TASK BRIEF: Copy each line containing the word "title" from the records that follow, please.

___ WORKING DATA ___

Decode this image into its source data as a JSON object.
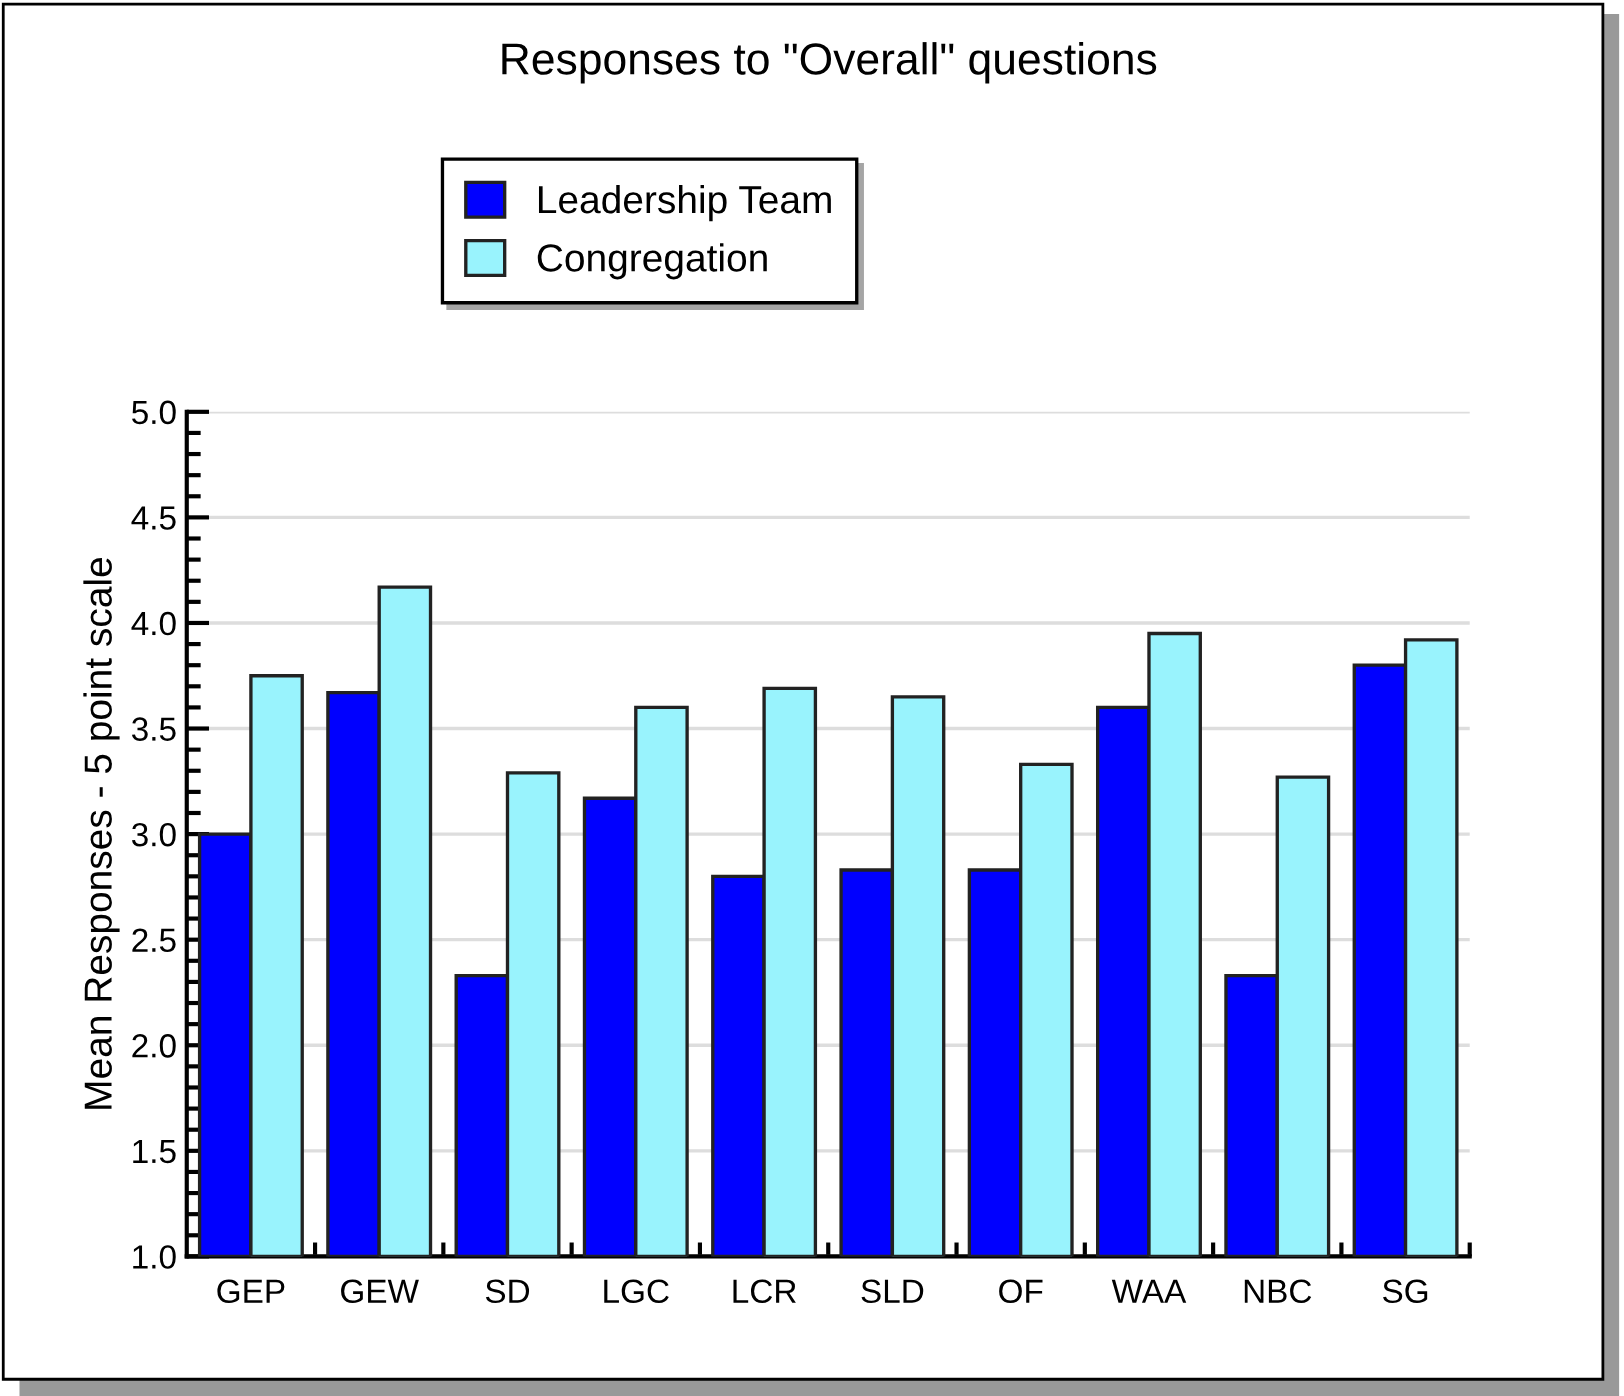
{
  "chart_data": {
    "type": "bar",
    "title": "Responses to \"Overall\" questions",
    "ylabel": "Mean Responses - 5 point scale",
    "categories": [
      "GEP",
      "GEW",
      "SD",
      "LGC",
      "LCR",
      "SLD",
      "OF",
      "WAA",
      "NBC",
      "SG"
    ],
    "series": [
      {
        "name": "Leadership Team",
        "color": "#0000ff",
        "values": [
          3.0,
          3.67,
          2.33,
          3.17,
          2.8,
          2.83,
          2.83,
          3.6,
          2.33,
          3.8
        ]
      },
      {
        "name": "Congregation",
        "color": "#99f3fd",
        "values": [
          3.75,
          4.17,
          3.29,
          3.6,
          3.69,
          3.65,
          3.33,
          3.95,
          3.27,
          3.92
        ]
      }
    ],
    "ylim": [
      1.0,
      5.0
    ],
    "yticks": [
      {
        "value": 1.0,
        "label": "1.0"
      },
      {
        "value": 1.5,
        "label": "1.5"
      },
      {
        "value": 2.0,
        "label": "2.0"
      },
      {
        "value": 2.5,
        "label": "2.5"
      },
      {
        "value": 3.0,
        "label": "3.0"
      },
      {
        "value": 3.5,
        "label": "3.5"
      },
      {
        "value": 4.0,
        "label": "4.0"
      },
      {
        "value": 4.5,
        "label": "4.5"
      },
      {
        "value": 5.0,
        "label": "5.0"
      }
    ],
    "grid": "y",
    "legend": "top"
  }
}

___
___ WORKING DATA ___

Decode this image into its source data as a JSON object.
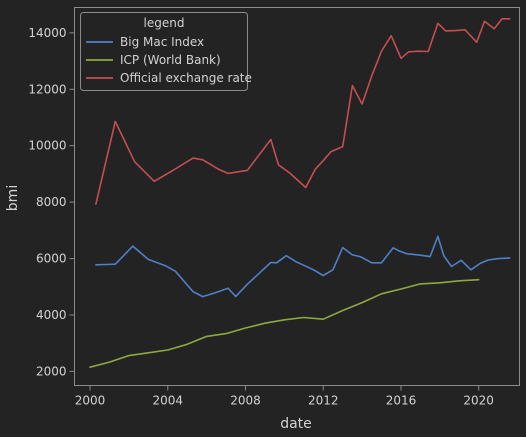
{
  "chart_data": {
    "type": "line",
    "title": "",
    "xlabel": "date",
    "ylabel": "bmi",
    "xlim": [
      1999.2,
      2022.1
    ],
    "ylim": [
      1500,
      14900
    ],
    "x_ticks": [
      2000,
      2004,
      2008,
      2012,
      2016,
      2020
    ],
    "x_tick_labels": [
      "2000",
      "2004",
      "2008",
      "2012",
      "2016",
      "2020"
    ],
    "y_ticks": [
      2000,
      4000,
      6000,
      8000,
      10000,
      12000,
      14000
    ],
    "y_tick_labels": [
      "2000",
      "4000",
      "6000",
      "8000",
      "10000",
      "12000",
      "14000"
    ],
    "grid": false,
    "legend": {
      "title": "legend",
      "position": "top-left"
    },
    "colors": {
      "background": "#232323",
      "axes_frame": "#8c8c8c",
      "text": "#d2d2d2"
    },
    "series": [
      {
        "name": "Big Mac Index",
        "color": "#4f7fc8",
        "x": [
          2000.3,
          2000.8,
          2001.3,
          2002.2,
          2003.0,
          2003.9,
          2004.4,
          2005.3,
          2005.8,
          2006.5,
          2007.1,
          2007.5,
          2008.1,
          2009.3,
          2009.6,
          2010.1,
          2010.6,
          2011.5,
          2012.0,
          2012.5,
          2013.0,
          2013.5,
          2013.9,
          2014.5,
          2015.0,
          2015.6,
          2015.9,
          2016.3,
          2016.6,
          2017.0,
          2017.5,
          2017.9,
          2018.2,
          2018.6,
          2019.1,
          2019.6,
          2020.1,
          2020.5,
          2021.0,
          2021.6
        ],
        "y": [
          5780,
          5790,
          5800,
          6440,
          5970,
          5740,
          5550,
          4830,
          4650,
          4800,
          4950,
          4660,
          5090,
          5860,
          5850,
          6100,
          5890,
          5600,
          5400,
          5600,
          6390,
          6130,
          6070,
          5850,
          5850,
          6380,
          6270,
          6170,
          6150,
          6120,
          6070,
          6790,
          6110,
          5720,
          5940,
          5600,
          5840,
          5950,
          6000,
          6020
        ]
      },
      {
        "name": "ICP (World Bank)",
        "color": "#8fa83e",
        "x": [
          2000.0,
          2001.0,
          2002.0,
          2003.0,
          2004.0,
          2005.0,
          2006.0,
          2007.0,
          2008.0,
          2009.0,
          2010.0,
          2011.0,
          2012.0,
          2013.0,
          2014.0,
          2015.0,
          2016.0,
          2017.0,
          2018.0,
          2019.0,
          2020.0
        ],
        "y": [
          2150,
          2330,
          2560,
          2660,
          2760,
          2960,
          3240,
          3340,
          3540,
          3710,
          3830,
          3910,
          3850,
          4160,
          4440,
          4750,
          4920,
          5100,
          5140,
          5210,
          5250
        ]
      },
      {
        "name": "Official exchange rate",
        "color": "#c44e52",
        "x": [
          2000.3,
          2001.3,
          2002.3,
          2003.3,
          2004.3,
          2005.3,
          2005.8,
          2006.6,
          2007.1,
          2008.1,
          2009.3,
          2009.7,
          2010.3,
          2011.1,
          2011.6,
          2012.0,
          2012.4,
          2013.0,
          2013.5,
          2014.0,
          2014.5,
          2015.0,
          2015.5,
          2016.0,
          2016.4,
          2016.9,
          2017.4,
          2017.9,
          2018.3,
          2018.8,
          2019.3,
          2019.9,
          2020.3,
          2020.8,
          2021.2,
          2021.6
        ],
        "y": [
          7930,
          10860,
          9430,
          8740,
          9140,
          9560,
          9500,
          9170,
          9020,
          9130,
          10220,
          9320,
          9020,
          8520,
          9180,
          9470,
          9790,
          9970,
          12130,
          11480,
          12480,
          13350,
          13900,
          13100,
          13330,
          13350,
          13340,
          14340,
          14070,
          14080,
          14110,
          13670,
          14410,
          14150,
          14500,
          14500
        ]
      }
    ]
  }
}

___

TASK RESULT:
    "title": "Responses to \"Overall\" questions",
    "title": "",
      "title": "legend",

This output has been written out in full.